Dataset items
******

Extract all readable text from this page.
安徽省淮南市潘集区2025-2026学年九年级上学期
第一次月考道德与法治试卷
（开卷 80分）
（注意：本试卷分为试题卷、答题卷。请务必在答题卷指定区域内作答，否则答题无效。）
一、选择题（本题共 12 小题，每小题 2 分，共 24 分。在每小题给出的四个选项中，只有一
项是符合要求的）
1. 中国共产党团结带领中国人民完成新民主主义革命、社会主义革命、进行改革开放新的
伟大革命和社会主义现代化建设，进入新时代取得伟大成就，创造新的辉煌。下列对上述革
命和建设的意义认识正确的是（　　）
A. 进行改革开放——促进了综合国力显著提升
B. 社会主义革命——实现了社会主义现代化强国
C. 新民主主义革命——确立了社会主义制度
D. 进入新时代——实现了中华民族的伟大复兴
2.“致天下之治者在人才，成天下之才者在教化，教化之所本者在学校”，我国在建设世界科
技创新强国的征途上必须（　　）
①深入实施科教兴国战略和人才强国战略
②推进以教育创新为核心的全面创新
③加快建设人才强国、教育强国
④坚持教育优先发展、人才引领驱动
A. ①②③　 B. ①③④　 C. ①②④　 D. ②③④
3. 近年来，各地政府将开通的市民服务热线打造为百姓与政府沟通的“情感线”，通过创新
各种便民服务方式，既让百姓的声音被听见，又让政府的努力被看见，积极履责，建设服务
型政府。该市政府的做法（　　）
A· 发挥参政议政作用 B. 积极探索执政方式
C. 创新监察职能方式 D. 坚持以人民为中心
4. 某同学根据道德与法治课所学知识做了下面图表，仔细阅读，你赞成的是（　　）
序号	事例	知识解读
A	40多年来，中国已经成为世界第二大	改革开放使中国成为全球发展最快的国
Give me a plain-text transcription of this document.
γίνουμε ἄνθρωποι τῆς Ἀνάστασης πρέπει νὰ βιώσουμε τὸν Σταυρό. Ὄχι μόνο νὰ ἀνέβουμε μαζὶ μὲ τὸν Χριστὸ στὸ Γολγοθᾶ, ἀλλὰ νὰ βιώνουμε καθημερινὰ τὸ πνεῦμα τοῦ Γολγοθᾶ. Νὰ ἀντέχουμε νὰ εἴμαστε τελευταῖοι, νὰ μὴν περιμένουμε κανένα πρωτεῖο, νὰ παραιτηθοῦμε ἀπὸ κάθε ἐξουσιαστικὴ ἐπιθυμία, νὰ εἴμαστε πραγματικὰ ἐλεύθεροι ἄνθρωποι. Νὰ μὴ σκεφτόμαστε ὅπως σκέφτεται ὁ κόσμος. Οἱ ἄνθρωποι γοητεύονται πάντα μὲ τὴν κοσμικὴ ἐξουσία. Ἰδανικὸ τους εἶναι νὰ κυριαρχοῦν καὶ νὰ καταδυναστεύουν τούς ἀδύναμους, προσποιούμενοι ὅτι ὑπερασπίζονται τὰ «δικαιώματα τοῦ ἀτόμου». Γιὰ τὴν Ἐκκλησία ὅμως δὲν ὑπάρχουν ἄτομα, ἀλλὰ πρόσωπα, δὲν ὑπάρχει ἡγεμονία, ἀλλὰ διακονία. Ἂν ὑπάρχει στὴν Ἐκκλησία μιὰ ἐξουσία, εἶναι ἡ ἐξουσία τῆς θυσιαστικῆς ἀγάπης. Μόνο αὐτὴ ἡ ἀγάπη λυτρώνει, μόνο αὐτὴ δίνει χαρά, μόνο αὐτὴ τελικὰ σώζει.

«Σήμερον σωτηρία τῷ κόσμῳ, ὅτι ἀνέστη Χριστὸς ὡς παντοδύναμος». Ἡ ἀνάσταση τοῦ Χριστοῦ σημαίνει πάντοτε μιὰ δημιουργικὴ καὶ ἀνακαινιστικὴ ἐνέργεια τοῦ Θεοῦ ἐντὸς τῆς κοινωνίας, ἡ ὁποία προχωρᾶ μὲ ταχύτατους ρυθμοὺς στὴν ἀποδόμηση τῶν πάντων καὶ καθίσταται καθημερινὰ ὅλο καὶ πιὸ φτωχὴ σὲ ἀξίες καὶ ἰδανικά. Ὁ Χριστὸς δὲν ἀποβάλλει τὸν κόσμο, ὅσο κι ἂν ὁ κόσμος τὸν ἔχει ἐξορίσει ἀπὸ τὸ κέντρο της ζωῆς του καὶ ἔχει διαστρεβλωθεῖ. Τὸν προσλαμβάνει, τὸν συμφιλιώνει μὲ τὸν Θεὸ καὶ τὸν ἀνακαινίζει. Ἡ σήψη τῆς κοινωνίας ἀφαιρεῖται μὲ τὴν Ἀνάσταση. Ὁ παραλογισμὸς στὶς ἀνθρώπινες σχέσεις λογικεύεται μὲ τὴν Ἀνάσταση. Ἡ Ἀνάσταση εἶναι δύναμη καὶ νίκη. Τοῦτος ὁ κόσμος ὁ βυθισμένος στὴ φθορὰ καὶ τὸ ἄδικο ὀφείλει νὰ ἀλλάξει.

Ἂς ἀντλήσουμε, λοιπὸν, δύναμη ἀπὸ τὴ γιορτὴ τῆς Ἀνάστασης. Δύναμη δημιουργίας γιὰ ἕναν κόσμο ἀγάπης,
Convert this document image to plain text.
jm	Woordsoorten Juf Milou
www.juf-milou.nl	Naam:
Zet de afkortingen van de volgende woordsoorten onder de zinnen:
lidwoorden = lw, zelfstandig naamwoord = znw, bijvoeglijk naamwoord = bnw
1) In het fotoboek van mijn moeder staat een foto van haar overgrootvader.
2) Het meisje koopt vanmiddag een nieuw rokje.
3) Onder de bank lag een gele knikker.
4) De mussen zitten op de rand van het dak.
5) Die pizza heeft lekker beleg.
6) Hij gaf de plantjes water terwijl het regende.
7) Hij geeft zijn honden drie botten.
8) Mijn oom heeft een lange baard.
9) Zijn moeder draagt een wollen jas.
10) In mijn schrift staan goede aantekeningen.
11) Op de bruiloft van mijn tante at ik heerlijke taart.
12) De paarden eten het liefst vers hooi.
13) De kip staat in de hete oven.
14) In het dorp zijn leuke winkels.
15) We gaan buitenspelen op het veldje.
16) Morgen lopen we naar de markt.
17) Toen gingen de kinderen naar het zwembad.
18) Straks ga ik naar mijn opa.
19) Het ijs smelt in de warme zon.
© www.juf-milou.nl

******

-- PROBLEM DETAILS --
Your task is to quote the listing above word for word.

-- SOLUTION FOR THIS EXERCISE --
Extract all readable text from this page.
安徽省淮南市潘集区2025-2026学年九年级上学期
第一次月考道德与法治试卷
（开卷 80分）
（注意：本试卷分为试题卷、答题卷。请务必在答题卷指定区域内作答，否则答题无效。）
一、选择题（本题共 12 小题，每小题 2 分，共 24 分。在每小题给出的四个选项中，只有一
项是符合要求的）
1. 中国共产党团结带领中国人民完成新民主主义革命、社会主义革命、进行改革开放新的
伟大革命和社会主义现代化建设，进入新时代取得伟大成就，创造新的辉煌。下列对上述革
命和建设的意义认识正确的是（　　）
A. 进行改革开放——促进了综合国力显著提升
B. 社会主义革命——实现了社会主义现代化强国
C. 新民主主义革命——确立了社会主义制度
D. 进入新时代——实现了中华民族的伟大复兴
2.“致天下之治者在人才，成天下之才者在教化，教化之所本者在学校”，我国在建设世界科
技创新强国的征途上必须（　　）
①深入实施科教兴国战略和人才强国战略
②推进以教育创新为核心的全面创新
③加快建设人才强国、教育强国
④坚持教育优先发展、人才引领驱动
A. ①②③　 B. ①③④　 C. ①②④　 D. ②③④
3. 近年来，各地政府将开通的市民服务热线打造为百姓与政府沟通的“情感线”，通过创新
各种便民服务方式，既让百姓的声音被听见，又让政府的努力被看见，积极履责，建设服务
型政府。该市政府的做法（　　）
A· 发挥参政议政作用 B. 积极探索执政方式
C. 创新监察职能方式 D. 坚持以人民为中心
4. 某同学根据道德与法治课所学知识做了下面图表，仔细阅读，你赞成的是（　　）
序号	事例	知识解读
A	40多年来，中国已经成为世界第二大	改革开放使中国成为全球发展最快的国
Give me a plain-text transcription of this document.
γίνουμε ἄνθρωποι τῆς Ἀνάστασης πρέπει νὰ βιώσουμε τὸν Σταυρό. Ὄχι μόνο νὰ ἀνέβουμε μαζὶ μὲ τὸν Χριστὸ στὸ Γολγοθᾶ, ἀλλὰ νὰ βιώνουμε καθημερινὰ τὸ πνεῦμα τοῦ Γολγοθᾶ. Νὰ ἀντέχουμε νὰ εἴμαστε τελευταῖοι, νὰ μὴν περιμένουμε κανένα πρωτεῖο, νὰ παραιτηθοῦμε ἀπὸ κάθε ἐξουσιαστικὴ ἐπιθυμία, νὰ εἴμαστε πραγματικὰ ἐλεύθεροι ἄνθρωποι. Νὰ μὴ σκεφτόμαστε ὅπως σκέφτεται ὁ κόσμος. Οἱ ἄνθρωποι γοητεύονται πάντα μὲ τὴν κοσμικὴ ἐξουσία. Ἰδανικὸ τους εἶναι νὰ κυριαρχοῦν καὶ νὰ καταδυναστεύουν τούς ἀδύναμους, προσποιούμενοι ὅτι ὑπερασπίζονται τὰ «δικαιώματα τοῦ ἀτόμου». Γιὰ τὴν Ἐκκλησία ὅμως δὲν ὑπάρχουν ἄτομα, ἀλλὰ πρόσωπα, δὲν ὑπάρχει ἡγεμονία, ἀλλὰ διακονία. Ἂν ὑπάρχει στὴν Ἐκκλησία μιὰ ἐξουσία, εἶναι ἡ ἐξουσία τῆς θυσιαστικῆς ἀγάπης. Μόνο αὐτὴ ἡ ἀγάπη λυτρώνει, μόνο αὐτὴ δίνει χαρά, μόνο αὐτὴ τελικὰ σώζει.

«Σήμερον σωτηρία τῷ κόσμῳ, ὅτι ἀνέστη Χριστὸς ὡς παντοδύναμος». Ἡ ἀνάσταση τοῦ Χριστοῦ σημαίνει πάντοτε μιὰ δημιουργικὴ καὶ ἀνακαινιστικὴ ἐνέργεια τοῦ Θεοῦ ἐντὸς τῆς κοινωνίας, ἡ ὁποία προχωρᾶ μὲ ταχύτατους ρυθμοὺς στὴν ἀποδόμηση τῶν πάντων καὶ καθίσταται καθημερινὰ ὅλο καὶ πιὸ φτωχὴ σὲ ἀξίες καὶ ἰδανικά. Ὁ Χριστὸς δὲν ἀποβάλλει τὸν κόσμο, ὅσο κι ἂν ὁ κόσμος τὸν ἔχει ἐξορίσει ἀπὸ τὸ κέντρο της ζωῆς του καὶ ἔχει διαστρεβλωθεῖ. Τὸν προσλαμβάνει, τὸν συμφιλιώνει μὲ τὸν Θεὸ καὶ τὸν ἀνακαινίζει. Ἡ σήψη τῆς κοινωνίας ἀφαιρεῖται μὲ τὴν Ἀνάσταση. Ὁ παραλογισμὸς στὶς ἀνθρώπινες σχέσεις λογικεύεται μὲ τὴν Ἀνάσταση. Ἡ Ἀνάσταση εἶναι δύναμη καὶ νίκη. Τοῦτος ὁ κόσμος ὁ βυθισμένος στὴ φθορὰ καὶ τὸ ἄδικο ὀφείλει νὰ ἀλλάξει.

Ἂς ἀντλήσουμε, λοιπὸν, δύναμη ἀπὸ τὴ γιορτὴ τῆς Ἀνάστασης. Δύναμη δημιουργίας γιὰ ἕναν κόσμο ἀγάπης,
Convert this document image to plain text.
jm	Woordsoorten Juf Milou
www.juf-milou.nl	Naam:
Zet de afkortingen van de volgende woordsoorten onder de zinnen:
lidwoorden = lw, zelfstandig naamwoord = znw, bijvoeglijk naamwoord = bnw
1) In het fotoboek van mijn moeder staat een foto van haar overgrootvader.
2) Het meisje koopt vanmiddag een nieuw rokje.
3) Onder de bank lag een gele knikker.
4) De mussen zitten op de rand van het dak.
5) Die pizza heeft lekker beleg.
6) Hij gaf de plantjes water terwijl het regende.
7) Hij geeft zijn honden drie botten.
8) Mijn oom heeft een lange baard.
9) Zijn moeder draagt een wollen jas.
10) In mijn schrift staan goede aantekeningen.
11) Op de bruiloft van mijn tante at ik heerlijke taart.
12) De paarden eten het liefst vers hooi.
13) De kip staat in de hete oven.
14) In het dorp zijn leuke winkels.
15) We gaan buitenspelen op het veldje.
16) Morgen lopen we naar de markt.
17) Toen gingen de kinderen naar het zwembad.
18) Straks ga ik naar mijn opa.
19) Het ijs smelt in de warme zon.
© www.juf-milou.nl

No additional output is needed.